(Dataset listings of figures)

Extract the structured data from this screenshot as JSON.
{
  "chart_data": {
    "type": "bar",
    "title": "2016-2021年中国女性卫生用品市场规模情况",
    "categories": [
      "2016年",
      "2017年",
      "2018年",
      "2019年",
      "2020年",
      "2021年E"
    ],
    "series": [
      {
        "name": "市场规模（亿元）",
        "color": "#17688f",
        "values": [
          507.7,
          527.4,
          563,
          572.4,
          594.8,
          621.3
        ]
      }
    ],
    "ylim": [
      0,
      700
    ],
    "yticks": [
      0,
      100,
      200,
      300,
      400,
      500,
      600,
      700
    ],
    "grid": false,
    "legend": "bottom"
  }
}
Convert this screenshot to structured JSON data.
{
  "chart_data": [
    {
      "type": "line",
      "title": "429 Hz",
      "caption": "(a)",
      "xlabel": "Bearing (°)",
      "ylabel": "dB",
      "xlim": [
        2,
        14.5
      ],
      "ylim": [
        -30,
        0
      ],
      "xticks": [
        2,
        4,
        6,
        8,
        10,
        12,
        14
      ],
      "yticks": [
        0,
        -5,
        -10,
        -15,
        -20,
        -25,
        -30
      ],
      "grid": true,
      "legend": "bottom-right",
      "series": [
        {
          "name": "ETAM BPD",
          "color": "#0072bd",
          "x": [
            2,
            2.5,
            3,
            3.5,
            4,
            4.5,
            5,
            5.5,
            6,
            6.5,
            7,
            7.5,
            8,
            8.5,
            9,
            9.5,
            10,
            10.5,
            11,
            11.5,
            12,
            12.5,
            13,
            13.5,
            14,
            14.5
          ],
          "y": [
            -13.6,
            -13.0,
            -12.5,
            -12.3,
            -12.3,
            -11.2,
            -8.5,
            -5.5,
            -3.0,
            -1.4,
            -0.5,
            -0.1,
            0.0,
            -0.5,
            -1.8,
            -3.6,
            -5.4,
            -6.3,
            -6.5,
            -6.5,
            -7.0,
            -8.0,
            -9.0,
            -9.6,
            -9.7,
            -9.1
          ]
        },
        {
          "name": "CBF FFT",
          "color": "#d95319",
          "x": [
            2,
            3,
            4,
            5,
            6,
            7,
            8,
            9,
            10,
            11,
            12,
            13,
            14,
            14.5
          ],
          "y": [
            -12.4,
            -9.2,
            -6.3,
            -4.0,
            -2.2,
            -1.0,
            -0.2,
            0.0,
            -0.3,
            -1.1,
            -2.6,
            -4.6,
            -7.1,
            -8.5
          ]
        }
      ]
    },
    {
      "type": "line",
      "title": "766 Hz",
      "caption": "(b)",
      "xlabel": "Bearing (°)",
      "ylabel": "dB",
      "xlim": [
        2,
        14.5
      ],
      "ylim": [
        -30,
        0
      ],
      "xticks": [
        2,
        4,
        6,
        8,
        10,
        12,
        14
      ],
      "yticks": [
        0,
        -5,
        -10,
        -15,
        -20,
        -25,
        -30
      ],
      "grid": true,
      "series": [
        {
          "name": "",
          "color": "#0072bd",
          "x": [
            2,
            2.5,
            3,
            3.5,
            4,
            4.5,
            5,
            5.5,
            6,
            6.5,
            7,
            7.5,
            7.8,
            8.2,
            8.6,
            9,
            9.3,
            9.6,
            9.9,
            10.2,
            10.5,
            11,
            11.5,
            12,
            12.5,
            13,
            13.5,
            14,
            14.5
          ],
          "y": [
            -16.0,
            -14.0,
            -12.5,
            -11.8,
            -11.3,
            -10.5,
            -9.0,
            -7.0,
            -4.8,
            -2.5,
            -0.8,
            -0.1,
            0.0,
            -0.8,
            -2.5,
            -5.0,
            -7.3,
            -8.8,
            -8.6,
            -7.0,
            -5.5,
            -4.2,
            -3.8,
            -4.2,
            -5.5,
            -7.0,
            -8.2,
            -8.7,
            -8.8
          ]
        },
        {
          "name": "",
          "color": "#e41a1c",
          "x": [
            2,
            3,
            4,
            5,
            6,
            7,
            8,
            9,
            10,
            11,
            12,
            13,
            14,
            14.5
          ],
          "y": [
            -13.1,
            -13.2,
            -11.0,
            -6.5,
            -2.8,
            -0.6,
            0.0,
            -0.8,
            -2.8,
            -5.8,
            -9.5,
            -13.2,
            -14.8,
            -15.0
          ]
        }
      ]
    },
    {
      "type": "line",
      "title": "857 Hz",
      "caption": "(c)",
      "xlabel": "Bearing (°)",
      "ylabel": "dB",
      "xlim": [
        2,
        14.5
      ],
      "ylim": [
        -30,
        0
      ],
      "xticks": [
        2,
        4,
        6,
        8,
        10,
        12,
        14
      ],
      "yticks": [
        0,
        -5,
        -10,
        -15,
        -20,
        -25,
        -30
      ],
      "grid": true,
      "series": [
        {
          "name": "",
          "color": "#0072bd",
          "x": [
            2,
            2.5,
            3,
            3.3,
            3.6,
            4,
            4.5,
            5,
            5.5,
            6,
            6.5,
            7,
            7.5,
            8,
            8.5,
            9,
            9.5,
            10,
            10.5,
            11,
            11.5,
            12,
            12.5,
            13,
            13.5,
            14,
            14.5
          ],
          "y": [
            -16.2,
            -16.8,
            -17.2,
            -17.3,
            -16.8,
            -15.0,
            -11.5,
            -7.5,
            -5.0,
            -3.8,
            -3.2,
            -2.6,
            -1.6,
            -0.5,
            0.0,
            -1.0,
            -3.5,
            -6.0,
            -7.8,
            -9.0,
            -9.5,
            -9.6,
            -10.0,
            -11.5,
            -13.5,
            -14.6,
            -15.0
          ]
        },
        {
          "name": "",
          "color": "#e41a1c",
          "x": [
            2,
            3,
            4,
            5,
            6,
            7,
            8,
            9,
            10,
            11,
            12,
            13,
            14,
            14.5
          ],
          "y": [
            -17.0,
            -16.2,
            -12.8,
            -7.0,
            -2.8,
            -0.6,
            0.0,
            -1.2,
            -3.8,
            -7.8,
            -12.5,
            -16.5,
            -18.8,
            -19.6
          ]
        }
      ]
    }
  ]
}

● **The task**
Reproduce the full set of records precisely.

● **Answer to this exercise**
Extract the structured data from this screenshot as JSON.
{
  "chart_data": {
    "type": "bar",
    "title": "2016-2021年中国女性卫生用品市场规模情况",
    "categories": [
      "2016年",
      "2017年",
      "2018年",
      "2019年",
      "2020年",
      "2021年E"
    ],
    "series": [
      {
        "name": "市场规模（亿元）",
        "color": "#17688f",
        "values": [
          507.7,
          527.4,
          563,
          572.4,
          594.8,
          621.3
        ]
      }
    ],
    "ylim": [
      0,
      700
    ],
    "yticks": [
      0,
      100,
      200,
      300,
      400,
      500,
      600,
      700
    ],
    "grid": false,
    "legend": "bottom"
  }
}
Convert this screenshot to structured JSON data.
{
  "chart_data": [
    {
      "type": "line",
      "title": "429 Hz",
      "caption": "(a)",
      "xlabel": "Bearing (°)",
      "ylabel": "dB",
      "xlim": [
        2,
        14.5
      ],
      "ylim": [
        -30,
        0
      ],
      "xticks": [
        2,
        4,
        6,
        8,
        10,
        12,
        14
      ],
      "yticks": [
        0,
        -5,
        -10,
        -15,
        -20,
        -25,
        -30
      ],
      "grid": true,
      "legend": "bottom-right",
      "series": [
        {
          "name": "ETAM BPD",
          "color": "#0072bd",
          "x": [
            2,
            2.5,
            3,
            3.5,
            4,
            4.5,
            5,
            5.5,
            6,
            6.5,
            7,
            7.5,
            8,
            8.5,
            9,
            9.5,
            10,
            10.5,
            11,
            11.5,
            12,
            12.5,
            13,
            13.5,
            14,
            14.5
          ],
          "y": [
            -13.6,
            -13.0,
            -12.5,
            -12.3,
            -12.3,
            -11.2,
            -8.5,
            -5.5,
            -3.0,
            -1.4,
            -0.5,
            -0.1,
            0.0,
            -0.5,
            -1.8,
            -3.6,
            -5.4,
            -6.3,
            -6.5,
            -6.5,
            -7.0,
            -8.0,
            -9.0,
            -9.6,
            -9.7,
            -9.1
          ]
        },
        {
          "name": "CBF FFT",
          "color": "#d95319",
          "x": [
            2,
            3,
            4,
            5,
            6,
            7,
            8,
            9,
            10,
            11,
            12,
            13,
            14,
            14.5
          ],
          "y": [
            -12.4,
            -9.2,
            -6.3,
            -4.0,
            -2.2,
            -1.0,
            -0.2,
            0.0,
            -0.3,
            -1.1,
            -2.6,
            -4.6,
            -7.1,
            -8.5
          ]
        }
      ]
    },
    {
      "type": "line",
      "title": "766 Hz",
      "caption": "(b)",
      "xlabel": "Bearing (°)",
      "ylabel": "dB",
      "xlim": [
        2,
        14.5
      ],
      "ylim": [
        -30,
        0
      ],
      "xticks": [
        2,
        4,
        6,
        8,
        10,
        12,
        14
      ],
      "yticks": [
        0,
        -5,
        -10,
        -15,
        -20,
        -25,
        -30
      ],
      "grid": true,
      "series": [
        {
          "name": "",
          "color": "#0072bd",
          "x": [
            2,
            2.5,
            3,
            3.5,
            4,
            4.5,
            5,
            5.5,
            6,
            6.5,
            7,
            7.5,
            7.8,
            8.2,
            8.6,
            9,
            9.3,
            9.6,
            9.9,
            10.2,
            10.5,
            11,
            11.5,
            12,
            12.5,
            13,
            13.5,
            14,
            14.5
          ],
          "y": [
            -16.0,
            -14.0,
            -12.5,
            -11.8,
            -11.3,
            -10.5,
            -9.0,
            -7.0,
            -4.8,
            -2.5,
            -0.8,
            -0.1,
            0.0,
            -0.8,
            -2.5,
            -5.0,
            -7.3,
            -8.8,
            -8.6,
            -7.0,
            -5.5,
            -4.2,
            -3.8,
            -4.2,
            -5.5,
            -7.0,
            -8.2,
            -8.7,
            -8.8
          ]
        },
        {
          "name": "",
          "color": "#e41a1c",
          "x": [
            2,
            3,
            4,
            5,
            6,
            7,
            8,
            9,
            10,
            11,
            12,
            13,
            14,
            14.5
          ],
          "y": [
            -13.1,
            -13.2,
            -11.0,
            -6.5,
            -2.8,
            -0.6,
            0.0,
            -0.8,
            -2.8,
            -5.8,
            -9.5,
            -13.2,
            -14.8,
            -15.0
          ]
        }
      ]
    },
    {
      "type": "line",
      "title": "857 Hz",
      "caption": "(c)",
      "xlabel": "Bearing (°)",
      "ylabel": "dB",
      "xlim": [
        2,
        14.5
      ],
      "ylim": [
        -30,
        0
      ],
      "xticks": [
        2,
        4,
        6,
        8,
        10,
        12,
        14
      ],
      "yticks": [
        0,
        -5,
        -10,
        -15,
        -20,
        -25,
        -30
      ],
      "grid": true,
      "series": [
        {
          "name": "",
          "color": "#0072bd",
          "x": [
            2,
            2.5,
            3,
            3.3,
            3.6,
            4,
            4.5,
            5,
            5.5,
            6,
            6.5,
            7,
            7.5,
            8,
            8.5,
            9,
            9.5,
            10,
            10.5,
            11,
            11.5,
            12,
            12.5,
            13,
            13.5,
            14,
            14.5
          ],
          "y": [
            -16.2,
            -16.8,
            -17.2,
            -17.3,
            -16.8,
            -15.0,
            -11.5,
            -7.5,
            -5.0,
            -3.8,
            -3.2,
            -2.6,
            -1.6,
            -0.5,
            0.0,
            -1.0,
            -3.5,
            -6.0,
            -7.8,
            -9.0,
            -9.5,
            -9.6,
            -10.0,
            -11.5,
            -13.5,
            -14.6,
            -15.0
          ]
        },
        {
          "name": "",
          "color": "#e41a1c",
          "x": [
            2,
            3,
            4,
            5,
            6,
            7,
            8,
            9,
            10,
            11,
            12,
            13,
            14,
            14.5
          ],
          "y": [
            -17.0,
            -16.2,
            -12.8,
            -7.0,
            -2.8,
            -0.6,
            0.0,
            -1.2,
            -3.8,
            -7.8,
            -12.5,
            -16.5,
            -18.8,
            -19.6
          ]
        }
      ]
    }
  ]
}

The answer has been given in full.